Objective ▸
Count every line where "Inserted" occurs. Give the total alone.

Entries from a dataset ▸
☆ ☆ ☆ ☆ ☆
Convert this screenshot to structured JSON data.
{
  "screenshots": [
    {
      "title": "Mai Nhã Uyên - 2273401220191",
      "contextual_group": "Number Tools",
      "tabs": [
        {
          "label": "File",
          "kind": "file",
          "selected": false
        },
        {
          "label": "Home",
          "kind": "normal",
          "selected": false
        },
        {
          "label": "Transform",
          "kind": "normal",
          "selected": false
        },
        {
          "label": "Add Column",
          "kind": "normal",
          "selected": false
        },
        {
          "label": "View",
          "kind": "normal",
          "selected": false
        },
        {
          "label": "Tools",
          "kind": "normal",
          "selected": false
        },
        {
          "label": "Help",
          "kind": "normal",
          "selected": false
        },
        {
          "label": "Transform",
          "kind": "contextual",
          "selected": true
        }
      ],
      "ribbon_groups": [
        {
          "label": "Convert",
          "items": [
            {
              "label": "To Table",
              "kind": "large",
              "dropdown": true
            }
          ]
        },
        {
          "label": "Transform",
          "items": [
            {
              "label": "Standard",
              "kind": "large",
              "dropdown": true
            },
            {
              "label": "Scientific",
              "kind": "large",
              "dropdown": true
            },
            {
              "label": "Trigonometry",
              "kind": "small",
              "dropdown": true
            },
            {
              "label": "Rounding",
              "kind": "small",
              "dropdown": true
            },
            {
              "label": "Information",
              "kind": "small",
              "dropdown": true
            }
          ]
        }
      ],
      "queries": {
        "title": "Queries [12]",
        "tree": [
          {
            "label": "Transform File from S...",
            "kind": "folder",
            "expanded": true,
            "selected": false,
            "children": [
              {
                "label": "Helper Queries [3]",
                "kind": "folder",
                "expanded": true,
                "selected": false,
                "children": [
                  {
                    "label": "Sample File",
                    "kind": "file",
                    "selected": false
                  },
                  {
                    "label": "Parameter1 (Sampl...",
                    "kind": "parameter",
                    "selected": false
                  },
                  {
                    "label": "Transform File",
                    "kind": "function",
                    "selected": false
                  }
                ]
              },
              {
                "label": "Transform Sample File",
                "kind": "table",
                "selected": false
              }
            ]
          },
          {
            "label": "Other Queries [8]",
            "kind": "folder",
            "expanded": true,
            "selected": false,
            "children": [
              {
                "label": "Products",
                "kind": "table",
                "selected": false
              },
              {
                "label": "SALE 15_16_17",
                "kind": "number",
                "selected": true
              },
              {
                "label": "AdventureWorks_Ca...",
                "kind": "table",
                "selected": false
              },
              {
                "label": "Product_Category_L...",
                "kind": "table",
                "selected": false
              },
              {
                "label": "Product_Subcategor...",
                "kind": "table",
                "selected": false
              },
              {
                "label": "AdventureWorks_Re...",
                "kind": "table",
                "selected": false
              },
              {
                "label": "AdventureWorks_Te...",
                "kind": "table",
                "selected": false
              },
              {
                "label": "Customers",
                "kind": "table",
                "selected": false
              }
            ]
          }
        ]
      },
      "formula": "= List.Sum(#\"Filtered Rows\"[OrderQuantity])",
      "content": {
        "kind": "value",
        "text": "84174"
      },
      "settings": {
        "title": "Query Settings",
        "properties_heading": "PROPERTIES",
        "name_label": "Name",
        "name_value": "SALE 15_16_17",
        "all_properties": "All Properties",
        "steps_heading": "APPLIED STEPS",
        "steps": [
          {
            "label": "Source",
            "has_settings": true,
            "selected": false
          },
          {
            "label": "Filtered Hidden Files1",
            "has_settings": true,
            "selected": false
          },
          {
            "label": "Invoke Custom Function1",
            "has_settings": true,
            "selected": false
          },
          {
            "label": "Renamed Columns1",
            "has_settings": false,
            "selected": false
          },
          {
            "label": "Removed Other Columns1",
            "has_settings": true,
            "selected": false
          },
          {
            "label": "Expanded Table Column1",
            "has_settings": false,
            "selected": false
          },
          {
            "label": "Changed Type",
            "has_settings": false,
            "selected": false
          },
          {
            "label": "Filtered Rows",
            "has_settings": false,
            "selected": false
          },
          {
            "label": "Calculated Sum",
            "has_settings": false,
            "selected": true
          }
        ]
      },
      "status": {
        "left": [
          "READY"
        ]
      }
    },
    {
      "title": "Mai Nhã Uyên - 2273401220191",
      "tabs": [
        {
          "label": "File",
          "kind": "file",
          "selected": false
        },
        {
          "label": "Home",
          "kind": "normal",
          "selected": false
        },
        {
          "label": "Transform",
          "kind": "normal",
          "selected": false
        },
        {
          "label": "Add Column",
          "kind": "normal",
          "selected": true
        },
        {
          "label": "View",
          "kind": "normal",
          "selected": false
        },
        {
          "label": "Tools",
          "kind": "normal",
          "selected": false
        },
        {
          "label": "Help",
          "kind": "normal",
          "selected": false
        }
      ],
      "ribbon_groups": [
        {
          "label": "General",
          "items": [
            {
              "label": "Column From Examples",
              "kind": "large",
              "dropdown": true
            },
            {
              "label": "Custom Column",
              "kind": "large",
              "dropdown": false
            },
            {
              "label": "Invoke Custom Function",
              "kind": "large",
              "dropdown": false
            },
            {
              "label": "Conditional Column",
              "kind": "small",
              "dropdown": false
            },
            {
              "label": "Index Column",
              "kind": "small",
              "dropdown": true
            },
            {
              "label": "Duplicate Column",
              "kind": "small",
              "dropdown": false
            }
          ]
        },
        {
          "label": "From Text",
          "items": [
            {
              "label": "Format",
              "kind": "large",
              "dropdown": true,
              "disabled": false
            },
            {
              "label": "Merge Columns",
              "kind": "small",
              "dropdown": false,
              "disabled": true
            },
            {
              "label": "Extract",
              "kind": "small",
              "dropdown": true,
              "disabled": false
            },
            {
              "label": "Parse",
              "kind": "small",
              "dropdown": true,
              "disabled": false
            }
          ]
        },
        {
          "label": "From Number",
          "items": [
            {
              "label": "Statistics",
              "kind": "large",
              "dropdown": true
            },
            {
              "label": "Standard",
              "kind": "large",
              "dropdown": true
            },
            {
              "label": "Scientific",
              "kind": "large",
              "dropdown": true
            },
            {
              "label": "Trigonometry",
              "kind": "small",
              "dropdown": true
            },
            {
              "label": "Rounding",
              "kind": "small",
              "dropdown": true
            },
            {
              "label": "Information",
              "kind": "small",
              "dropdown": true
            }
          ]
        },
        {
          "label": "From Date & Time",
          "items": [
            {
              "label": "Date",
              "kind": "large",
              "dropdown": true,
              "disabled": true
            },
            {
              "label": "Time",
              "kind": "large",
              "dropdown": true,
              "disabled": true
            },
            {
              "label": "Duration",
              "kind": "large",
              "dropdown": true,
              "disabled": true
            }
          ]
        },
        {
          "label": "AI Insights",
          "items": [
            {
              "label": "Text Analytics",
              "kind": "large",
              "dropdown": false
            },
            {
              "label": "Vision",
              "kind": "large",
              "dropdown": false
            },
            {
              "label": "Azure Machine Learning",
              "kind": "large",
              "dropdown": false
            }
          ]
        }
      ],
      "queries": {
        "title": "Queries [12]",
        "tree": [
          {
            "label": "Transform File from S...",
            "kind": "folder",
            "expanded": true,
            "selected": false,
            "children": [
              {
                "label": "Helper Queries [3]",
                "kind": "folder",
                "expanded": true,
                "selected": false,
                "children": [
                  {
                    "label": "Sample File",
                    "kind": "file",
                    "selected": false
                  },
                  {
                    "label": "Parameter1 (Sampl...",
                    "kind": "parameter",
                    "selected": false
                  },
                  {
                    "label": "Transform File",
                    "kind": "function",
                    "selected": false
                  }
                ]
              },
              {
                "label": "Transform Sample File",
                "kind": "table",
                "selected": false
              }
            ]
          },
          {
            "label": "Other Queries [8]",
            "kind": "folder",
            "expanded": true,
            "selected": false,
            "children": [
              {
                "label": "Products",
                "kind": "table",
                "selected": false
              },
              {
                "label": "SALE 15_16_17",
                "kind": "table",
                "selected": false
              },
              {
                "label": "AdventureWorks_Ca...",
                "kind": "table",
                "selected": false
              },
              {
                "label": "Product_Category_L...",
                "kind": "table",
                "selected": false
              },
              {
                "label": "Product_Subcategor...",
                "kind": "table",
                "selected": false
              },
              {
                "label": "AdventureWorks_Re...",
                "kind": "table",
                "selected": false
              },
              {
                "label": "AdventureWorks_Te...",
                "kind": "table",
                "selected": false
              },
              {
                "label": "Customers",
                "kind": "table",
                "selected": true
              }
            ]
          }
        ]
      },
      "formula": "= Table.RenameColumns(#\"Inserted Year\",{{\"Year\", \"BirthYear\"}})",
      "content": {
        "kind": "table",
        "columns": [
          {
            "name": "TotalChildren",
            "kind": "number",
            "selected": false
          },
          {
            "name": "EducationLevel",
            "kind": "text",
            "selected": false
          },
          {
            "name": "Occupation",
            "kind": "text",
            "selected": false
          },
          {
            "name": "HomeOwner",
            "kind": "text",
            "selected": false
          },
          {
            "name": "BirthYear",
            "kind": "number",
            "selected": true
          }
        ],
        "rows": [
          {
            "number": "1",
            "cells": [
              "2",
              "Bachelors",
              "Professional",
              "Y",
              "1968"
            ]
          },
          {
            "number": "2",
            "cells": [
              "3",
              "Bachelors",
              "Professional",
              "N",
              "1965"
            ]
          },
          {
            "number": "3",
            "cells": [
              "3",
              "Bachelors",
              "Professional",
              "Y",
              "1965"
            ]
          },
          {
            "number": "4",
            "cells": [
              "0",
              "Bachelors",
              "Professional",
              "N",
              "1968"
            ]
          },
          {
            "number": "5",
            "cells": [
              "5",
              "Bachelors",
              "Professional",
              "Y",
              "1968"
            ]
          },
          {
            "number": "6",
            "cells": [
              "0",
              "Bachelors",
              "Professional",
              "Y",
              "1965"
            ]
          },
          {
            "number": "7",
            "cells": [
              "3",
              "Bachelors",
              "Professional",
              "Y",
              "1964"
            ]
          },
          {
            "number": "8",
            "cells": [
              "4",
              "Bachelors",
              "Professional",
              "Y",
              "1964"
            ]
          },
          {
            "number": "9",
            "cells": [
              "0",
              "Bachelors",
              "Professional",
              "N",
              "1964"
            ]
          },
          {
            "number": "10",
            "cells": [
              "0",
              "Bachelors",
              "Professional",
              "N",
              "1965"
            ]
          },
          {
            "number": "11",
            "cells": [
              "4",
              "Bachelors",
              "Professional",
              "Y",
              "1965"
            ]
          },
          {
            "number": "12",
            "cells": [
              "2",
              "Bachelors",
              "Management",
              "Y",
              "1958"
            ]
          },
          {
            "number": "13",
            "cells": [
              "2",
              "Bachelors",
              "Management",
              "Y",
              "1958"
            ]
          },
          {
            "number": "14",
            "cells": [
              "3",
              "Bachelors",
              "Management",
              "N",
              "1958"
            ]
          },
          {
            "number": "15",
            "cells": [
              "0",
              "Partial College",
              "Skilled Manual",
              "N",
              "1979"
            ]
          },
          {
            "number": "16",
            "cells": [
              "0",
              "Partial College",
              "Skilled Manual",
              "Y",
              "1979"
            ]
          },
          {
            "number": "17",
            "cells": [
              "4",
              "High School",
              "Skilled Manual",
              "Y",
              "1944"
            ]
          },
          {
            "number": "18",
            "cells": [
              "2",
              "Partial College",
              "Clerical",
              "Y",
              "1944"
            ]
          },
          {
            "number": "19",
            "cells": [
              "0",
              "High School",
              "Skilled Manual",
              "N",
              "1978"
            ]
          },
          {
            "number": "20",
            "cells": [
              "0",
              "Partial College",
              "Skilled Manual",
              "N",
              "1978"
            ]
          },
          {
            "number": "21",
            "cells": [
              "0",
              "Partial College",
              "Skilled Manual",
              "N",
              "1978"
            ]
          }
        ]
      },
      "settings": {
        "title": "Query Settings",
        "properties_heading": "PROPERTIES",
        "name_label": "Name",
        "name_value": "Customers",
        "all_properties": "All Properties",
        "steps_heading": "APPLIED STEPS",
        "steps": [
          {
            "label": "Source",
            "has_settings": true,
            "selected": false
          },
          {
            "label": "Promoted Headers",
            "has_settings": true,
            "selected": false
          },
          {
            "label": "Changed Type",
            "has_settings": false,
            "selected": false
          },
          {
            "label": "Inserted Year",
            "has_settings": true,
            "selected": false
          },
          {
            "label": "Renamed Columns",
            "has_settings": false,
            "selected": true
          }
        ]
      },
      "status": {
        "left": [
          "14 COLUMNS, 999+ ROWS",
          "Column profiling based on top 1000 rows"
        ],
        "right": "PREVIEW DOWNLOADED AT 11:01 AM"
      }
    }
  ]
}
☆ ☆ ☆ ☆ ☆
Final answer ▸
2